**Given problem:** In the records that follow, locate every line with "Rožni" and extract it.
─── Supplied records ───
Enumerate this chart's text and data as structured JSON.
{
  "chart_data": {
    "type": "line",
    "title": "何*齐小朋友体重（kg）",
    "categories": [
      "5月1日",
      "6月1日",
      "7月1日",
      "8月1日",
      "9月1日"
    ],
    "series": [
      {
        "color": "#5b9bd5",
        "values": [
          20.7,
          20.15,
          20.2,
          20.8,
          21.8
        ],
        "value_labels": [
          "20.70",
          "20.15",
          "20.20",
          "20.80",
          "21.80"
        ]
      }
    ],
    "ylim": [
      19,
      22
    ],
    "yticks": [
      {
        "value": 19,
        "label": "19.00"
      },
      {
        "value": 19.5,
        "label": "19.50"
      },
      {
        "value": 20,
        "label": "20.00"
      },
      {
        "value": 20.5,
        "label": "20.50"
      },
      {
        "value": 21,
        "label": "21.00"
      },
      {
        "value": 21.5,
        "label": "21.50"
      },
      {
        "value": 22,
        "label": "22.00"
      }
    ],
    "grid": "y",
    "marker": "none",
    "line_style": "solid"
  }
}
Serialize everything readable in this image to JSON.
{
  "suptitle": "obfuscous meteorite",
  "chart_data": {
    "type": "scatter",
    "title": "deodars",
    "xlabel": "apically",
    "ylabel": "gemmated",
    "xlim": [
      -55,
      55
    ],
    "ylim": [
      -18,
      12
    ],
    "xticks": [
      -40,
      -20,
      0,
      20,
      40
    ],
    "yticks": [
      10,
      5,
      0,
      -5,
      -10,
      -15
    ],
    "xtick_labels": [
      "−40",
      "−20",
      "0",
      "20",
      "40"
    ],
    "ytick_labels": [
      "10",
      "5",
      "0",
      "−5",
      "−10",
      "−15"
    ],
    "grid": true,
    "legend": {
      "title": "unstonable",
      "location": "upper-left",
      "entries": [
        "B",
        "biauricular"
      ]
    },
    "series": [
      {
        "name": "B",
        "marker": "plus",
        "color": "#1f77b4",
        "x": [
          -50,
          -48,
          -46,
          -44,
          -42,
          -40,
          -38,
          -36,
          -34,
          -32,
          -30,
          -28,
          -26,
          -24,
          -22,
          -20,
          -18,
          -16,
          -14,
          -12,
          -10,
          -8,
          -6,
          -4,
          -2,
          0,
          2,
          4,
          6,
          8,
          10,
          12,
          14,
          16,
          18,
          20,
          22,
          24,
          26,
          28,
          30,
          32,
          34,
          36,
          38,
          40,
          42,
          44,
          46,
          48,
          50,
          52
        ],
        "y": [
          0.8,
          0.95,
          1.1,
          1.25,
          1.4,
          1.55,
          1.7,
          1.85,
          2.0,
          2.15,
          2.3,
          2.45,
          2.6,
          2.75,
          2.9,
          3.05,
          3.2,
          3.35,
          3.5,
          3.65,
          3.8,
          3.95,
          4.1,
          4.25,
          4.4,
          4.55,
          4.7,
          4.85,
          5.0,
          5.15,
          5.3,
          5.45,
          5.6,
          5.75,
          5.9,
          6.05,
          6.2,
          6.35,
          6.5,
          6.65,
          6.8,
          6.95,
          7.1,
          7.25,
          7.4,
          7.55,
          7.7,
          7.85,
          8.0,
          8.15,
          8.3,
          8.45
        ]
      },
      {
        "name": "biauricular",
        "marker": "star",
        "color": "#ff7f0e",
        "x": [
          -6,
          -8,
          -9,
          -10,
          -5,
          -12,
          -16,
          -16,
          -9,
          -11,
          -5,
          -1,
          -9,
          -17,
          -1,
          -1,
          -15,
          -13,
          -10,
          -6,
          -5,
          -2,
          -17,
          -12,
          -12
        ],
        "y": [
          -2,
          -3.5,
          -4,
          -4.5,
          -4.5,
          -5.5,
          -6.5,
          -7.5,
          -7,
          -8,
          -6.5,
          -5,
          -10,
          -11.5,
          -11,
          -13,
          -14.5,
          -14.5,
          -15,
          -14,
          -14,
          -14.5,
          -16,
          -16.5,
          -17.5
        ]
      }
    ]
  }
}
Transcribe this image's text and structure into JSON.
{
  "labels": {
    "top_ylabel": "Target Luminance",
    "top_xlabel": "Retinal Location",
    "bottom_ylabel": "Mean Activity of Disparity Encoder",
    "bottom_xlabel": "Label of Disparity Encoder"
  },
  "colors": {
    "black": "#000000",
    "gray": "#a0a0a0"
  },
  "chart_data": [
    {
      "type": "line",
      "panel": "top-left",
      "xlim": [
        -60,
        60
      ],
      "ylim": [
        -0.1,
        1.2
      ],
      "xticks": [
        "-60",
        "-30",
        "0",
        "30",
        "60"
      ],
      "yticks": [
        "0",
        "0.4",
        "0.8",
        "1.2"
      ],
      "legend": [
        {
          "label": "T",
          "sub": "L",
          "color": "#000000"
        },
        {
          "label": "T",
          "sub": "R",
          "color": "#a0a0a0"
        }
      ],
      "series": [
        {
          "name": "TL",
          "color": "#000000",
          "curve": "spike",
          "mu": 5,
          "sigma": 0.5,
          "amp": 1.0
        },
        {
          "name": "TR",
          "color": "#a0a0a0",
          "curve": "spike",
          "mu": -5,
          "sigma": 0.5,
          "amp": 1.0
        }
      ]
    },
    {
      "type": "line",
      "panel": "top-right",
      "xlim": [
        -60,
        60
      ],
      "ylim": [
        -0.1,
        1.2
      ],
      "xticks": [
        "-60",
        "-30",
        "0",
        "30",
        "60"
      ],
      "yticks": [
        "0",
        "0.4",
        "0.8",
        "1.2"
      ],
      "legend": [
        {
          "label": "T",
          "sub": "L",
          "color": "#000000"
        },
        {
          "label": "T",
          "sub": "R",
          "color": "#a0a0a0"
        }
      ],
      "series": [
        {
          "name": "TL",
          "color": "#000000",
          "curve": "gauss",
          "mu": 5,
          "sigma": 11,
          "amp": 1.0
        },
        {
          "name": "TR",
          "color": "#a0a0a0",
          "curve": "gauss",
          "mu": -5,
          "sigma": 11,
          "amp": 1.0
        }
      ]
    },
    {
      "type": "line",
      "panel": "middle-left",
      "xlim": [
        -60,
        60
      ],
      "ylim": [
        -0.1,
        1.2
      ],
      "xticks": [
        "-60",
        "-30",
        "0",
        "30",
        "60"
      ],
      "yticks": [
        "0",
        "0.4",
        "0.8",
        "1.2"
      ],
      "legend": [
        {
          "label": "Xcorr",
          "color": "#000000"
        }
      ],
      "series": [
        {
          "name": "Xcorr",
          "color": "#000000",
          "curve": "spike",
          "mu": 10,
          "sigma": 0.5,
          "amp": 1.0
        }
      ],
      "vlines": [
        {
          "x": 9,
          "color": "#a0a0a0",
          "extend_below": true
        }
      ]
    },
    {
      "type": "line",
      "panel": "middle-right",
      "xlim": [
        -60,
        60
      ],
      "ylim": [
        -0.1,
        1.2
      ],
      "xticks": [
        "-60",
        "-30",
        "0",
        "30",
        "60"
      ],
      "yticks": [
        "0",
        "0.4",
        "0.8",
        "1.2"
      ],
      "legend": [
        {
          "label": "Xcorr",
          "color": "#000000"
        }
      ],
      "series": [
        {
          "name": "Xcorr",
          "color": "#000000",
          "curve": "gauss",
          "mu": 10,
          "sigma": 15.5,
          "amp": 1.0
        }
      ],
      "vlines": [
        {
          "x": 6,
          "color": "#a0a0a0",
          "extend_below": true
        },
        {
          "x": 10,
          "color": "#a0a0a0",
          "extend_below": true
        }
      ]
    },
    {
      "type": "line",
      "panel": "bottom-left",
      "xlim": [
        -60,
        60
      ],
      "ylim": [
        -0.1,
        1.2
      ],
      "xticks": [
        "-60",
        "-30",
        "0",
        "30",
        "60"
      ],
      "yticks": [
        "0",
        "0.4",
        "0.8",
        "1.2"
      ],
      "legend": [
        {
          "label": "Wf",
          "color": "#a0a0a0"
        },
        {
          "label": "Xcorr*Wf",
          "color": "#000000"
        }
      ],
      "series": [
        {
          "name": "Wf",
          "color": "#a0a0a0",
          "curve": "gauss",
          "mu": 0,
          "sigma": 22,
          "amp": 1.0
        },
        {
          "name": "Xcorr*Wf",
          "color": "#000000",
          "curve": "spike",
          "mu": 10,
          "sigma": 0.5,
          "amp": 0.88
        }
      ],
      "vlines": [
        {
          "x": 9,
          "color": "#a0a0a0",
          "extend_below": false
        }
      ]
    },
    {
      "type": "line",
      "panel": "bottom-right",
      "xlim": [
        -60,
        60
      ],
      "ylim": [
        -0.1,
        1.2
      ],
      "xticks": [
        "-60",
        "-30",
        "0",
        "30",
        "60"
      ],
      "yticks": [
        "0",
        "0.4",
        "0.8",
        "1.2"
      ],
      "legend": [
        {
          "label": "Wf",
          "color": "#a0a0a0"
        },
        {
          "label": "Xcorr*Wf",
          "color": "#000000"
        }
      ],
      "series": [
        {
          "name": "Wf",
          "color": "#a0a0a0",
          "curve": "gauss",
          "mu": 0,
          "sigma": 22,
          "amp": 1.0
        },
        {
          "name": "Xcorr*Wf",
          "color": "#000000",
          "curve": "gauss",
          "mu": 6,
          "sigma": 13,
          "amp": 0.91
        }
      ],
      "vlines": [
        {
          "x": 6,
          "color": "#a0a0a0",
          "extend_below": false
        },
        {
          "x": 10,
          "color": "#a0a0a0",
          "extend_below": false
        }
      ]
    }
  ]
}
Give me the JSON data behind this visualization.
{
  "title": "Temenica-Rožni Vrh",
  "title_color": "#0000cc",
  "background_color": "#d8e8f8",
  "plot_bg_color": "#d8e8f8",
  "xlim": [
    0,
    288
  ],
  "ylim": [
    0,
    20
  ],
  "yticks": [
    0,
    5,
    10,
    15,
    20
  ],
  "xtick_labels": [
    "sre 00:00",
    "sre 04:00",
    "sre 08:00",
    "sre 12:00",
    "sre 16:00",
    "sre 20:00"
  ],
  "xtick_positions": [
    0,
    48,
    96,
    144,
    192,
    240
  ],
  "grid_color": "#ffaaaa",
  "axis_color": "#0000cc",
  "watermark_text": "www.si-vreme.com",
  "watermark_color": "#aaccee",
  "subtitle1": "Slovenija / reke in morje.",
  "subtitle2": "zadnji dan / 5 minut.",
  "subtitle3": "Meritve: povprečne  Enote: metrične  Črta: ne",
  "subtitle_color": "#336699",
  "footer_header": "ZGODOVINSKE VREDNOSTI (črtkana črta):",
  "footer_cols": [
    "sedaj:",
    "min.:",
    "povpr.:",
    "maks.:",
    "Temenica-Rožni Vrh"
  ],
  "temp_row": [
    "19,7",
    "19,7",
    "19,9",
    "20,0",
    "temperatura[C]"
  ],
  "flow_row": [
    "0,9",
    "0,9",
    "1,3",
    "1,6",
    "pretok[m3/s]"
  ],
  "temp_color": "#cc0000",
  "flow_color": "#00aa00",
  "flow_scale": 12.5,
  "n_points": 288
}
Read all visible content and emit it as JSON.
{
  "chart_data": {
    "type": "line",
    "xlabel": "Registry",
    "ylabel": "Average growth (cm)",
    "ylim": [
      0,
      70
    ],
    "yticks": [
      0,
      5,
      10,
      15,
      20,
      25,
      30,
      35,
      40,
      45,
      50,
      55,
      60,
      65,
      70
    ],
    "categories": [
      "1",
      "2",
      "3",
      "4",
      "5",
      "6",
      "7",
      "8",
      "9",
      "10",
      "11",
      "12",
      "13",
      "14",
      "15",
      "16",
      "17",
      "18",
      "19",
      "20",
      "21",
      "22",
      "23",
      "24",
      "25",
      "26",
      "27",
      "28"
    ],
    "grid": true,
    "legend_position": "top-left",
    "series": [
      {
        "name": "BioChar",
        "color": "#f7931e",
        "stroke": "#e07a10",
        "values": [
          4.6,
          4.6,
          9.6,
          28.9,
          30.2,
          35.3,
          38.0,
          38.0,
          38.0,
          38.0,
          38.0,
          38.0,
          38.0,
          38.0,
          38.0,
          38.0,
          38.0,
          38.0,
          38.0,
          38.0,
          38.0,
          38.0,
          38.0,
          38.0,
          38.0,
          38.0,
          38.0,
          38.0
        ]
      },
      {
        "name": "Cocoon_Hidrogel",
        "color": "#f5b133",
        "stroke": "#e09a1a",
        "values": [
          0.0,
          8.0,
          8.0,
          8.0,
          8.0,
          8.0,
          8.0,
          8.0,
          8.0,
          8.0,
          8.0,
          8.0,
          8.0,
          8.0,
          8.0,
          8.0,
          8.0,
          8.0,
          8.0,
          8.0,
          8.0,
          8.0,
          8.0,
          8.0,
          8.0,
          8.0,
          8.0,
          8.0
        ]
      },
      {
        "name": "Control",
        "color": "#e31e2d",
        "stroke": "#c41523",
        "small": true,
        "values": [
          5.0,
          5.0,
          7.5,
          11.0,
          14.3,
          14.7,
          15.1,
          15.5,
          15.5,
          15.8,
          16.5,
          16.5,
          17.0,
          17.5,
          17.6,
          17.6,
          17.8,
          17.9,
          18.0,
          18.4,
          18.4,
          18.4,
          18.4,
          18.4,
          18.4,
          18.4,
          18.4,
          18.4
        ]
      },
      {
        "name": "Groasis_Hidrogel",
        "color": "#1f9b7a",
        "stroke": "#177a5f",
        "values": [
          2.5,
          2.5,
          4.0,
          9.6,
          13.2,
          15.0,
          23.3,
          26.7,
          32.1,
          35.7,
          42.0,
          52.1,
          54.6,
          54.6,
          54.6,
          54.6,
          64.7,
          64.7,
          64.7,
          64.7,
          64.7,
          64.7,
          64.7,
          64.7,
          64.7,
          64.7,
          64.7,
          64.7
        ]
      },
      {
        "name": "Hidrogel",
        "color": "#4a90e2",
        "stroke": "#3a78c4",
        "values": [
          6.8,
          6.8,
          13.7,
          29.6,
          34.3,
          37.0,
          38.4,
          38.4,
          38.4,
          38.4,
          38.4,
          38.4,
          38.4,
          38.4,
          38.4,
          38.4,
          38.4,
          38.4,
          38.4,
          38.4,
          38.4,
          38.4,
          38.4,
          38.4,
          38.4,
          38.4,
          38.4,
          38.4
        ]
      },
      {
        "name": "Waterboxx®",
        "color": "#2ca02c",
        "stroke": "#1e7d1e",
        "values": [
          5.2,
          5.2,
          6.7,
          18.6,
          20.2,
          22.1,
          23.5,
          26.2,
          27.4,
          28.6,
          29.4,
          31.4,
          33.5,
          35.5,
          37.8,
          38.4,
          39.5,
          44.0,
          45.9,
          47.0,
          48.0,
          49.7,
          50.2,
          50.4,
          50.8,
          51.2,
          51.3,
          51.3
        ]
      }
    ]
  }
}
───
**Task response:**
  "title": "Temenica-Rožni Vrh",
    "Temenica-Rožni Vrh"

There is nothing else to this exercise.